#### Exercise requirements
Print the records below exactly as they appear.

━━━━━━━━━━━━━━━━━━━━━━━━━━━━━━

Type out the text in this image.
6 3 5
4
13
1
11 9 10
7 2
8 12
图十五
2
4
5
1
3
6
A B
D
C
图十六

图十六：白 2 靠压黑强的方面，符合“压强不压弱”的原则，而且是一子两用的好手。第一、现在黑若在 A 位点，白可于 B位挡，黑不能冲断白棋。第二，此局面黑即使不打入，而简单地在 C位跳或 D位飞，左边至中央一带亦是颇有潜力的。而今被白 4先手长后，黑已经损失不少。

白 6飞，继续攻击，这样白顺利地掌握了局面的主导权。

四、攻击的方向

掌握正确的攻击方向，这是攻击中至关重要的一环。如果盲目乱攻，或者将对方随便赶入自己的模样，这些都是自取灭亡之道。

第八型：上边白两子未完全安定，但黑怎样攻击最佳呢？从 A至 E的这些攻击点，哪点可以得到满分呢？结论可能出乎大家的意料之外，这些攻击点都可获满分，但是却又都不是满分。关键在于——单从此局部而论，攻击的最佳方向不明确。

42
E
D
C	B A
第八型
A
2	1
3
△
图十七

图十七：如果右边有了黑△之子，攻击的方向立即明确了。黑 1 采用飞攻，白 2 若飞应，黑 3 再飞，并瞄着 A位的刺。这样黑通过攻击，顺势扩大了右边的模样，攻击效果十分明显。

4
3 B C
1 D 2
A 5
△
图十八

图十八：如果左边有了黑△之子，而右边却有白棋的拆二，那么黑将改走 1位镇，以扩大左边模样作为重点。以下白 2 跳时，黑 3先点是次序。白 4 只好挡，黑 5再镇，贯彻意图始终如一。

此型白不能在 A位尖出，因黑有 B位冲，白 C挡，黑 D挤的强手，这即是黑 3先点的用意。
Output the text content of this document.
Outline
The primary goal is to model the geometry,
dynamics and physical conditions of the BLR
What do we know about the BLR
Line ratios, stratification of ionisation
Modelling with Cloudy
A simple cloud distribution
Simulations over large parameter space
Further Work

━━━━━━━━━━━━━━━━━━━━━━━━━━━━━━

#### Response to this task
Type out the text in this image.
6 3 5
4
13
1
11 9 10
7 2
8 12
图十五
2
4
5
1
3
6
A B
D
C
图十六

图十六：白 2 靠压黑强的方面，符合“压强不压弱”的原则，而且是一子两用的好手。第一、现在黑若在 A 位点，白可于 B位挡，黑不能冲断白棋。第二，此局面黑即使不打入，而简单地在 C位跳或 D位飞，左边至中央一带亦是颇有潜力的。而今被白 4先手长后，黑已经损失不少。

白 6飞，继续攻击，这样白顺利地掌握了局面的主导权。

四、攻击的方向

掌握正确的攻击方向，这是攻击中至关重要的一环。如果盲目乱攻，或者将对方随便赶入自己的模样，这些都是自取灭亡之道。

第八型：上边白两子未完全安定，但黑怎样攻击最佳呢？从 A至 E的这些攻击点，哪点可以得到满分呢？结论可能出乎大家的意料之外，这些攻击点都可获满分，但是却又都不是满分。关键在于——单从此局部而论，攻击的最佳方向不明确。

42
E
D
C	B A
第八型
A
2	1
3
△
图十七

图十七：如果右边有了黑△之子，攻击的方向立即明确了。黑 1 采用飞攻，白 2 若飞应，黑 3 再飞，并瞄着 A位的刺。这样黑通过攻击，顺势扩大了右边的模样，攻击效果十分明显。

4
3 B C
1 D 2
A 5
△
图十八

图十八：如果左边有了黑△之子，而右边却有白棋的拆二，那么黑将改走 1位镇，以扩大左边模样作为重点。以下白 2 跳时，黑 3先点是次序。白 4 只好挡，黑 5再镇，贯彻意图始终如一。

此型白不能在 A位尖出，因黑有 B位冲，白 C挡，黑 D挤的强手，这即是黑 3先点的用意。
Output the text content of this document.
Outline
The primary goal is to model the geometry,
dynamics and physical conditions of the BLR
What do we know about the BLR
Line ratios, stratification of ionisation
Modelling with Cloudy
A simple cloud distribution
Simulations over large parameter space
Further Work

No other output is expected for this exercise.